▶ [TASK BRIEF]
Reproduce each line exactly. Skip none.
— Begin DATASET ENTRIES —
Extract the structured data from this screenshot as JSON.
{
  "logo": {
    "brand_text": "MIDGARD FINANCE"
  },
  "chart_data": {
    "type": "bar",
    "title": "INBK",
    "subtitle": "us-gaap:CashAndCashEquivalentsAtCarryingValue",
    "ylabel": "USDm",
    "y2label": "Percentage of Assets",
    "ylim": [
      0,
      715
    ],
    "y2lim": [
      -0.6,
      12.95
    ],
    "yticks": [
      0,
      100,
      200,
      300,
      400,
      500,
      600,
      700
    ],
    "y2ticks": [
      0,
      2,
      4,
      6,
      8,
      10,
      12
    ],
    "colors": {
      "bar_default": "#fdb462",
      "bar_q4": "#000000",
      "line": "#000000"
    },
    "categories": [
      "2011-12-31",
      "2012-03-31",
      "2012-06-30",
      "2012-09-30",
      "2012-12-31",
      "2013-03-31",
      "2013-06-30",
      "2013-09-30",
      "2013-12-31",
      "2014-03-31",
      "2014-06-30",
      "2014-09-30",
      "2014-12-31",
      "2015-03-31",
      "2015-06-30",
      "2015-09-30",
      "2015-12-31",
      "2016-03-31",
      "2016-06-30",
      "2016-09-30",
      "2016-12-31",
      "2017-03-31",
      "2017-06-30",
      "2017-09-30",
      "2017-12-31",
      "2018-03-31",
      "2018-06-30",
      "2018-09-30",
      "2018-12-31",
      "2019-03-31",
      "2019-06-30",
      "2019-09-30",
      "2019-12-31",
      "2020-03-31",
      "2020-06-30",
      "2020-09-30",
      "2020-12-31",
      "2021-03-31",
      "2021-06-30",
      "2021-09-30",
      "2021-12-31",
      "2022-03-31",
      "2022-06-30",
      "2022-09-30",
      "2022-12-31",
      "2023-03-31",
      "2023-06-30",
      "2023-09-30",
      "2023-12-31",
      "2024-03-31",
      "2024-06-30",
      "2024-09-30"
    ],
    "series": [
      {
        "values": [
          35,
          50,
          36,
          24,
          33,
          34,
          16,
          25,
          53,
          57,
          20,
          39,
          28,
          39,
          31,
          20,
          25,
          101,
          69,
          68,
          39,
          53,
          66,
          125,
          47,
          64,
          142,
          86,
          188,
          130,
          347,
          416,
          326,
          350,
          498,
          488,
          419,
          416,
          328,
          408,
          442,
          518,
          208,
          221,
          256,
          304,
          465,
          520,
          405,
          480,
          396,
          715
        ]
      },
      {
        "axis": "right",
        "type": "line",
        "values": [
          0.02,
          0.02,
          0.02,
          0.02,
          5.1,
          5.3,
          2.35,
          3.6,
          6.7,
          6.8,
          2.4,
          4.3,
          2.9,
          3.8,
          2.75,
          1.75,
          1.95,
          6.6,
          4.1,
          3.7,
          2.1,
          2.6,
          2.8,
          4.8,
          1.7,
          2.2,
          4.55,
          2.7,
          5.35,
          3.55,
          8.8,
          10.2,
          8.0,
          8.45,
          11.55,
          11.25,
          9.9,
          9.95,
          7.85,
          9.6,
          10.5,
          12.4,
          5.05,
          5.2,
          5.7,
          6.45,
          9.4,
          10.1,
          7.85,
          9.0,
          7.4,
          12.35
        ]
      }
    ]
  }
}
— End DATASET ENTRIES —
▶ [EXPECTED OUTPUT]
Extract the structured data from this screenshot as JSON.
{
  "logo": {
    "brand_text": "MIDGARD FINANCE"
  },
  "chart_data": {
    "type": "bar",
    "title": "INBK",
    "subtitle": "us-gaap:CashAndCashEquivalentsAtCarryingValue",
    "ylabel": "USDm",
    "y2label": "Percentage of Assets",
    "ylim": [
      0,
      715
    ],
    "y2lim": [
      -0.6,
      12.95
    ],
    "yticks": [
      0,
      100,
      200,
      300,
      400,
      500,
      600,
      700
    ],
    "y2ticks": [
      0,
      2,
      4,
      6,
      8,
      10,
      12
    ],
    "colors": {
      "bar_default": "#fdb462",
      "bar_q4": "#000000",
      "line": "#000000"
    },
    "categories": [
      "2011-12-31",
      "2012-03-31",
      "2012-06-30",
      "2012-09-30",
      "2012-12-31",
      "2013-03-31",
      "2013-06-30",
      "2013-09-30",
      "2013-12-31",
      "2014-03-31",
      "2014-06-30",
      "2014-09-30",
      "2014-12-31",
      "2015-03-31",
      "2015-06-30",
      "2015-09-30",
      "2015-12-31",
      "2016-03-31",
      "2016-06-30",
      "2016-09-30",
      "2016-12-31",
      "2017-03-31",
      "2017-06-30",
      "2017-09-30",
      "2017-12-31",
      "2018-03-31",
      "2018-06-30",
      "2018-09-30",
      "2018-12-31",
      "2019-03-31",
      "2019-06-30",
      "2019-09-30",
      "2019-12-31",
      "2020-03-31",
      "2020-06-30",
      "2020-09-30",
      "2020-12-31",
      "2021-03-31",
      "2021-06-30",
      "2021-09-30",
      "2021-12-31",
      "2022-03-31",
      "2022-06-30",
      "2022-09-30",
      "2022-12-31",
      "2023-03-31",
      "2023-06-30",
      "2023-09-30",
      "2023-12-31",
      "2024-03-31",
      "2024-06-30",
      "2024-09-30"
    ],
    "series": [
      {
        "values": [
          35,
          50,
          36,
          24,
          33,
          34,
          16,
          25,
          53,
          57,
          20,
          39,
          28,
          39,
          31,
          20,
          25,
          101,
          69,
          68,
          39,
          53,
          66,
          125,
          47,
          64,
          142,
          86,
          188,
          130,
          347,
          416,
          326,
          350,
          498,
          488,
          419,
          416,
          328,
          408,
          442,
          518,
          208,
          221,
          256,
          304,
          465,
          520,
          405,
          480,
          396,
          715
        ]
      },
      {
        "axis": "right",
        "type": "line",
        "values": [
          0.02,
          0.02,
          0.02,
          0.02,
          5.1,
          5.3,
          2.35,
          3.6,
          6.7,
          6.8,
          2.4,
          4.3,
          2.9,
          3.8,
          2.75,
          1.75,
          1.95,
          6.6,
          4.1,
          3.7,
          2.1,
          2.6,
          2.8,
          4.8,
          1.7,
          2.2,
          4.55,
          2.7,
          5.35,
          3.55,
          8.8,
          10.2,
          8.0,
          8.45,
          11.55,
          11.25,
          9.9,
          9.95,
          7.85,
          9.6,
          10.5,
          12.4,
          5.05,
          5.2,
          5.7,
          6.45,
          9.4,
          10.1,
          7.85,
          9.0,
          7.4,
          12.35
        ]
      }
    ]
  }
}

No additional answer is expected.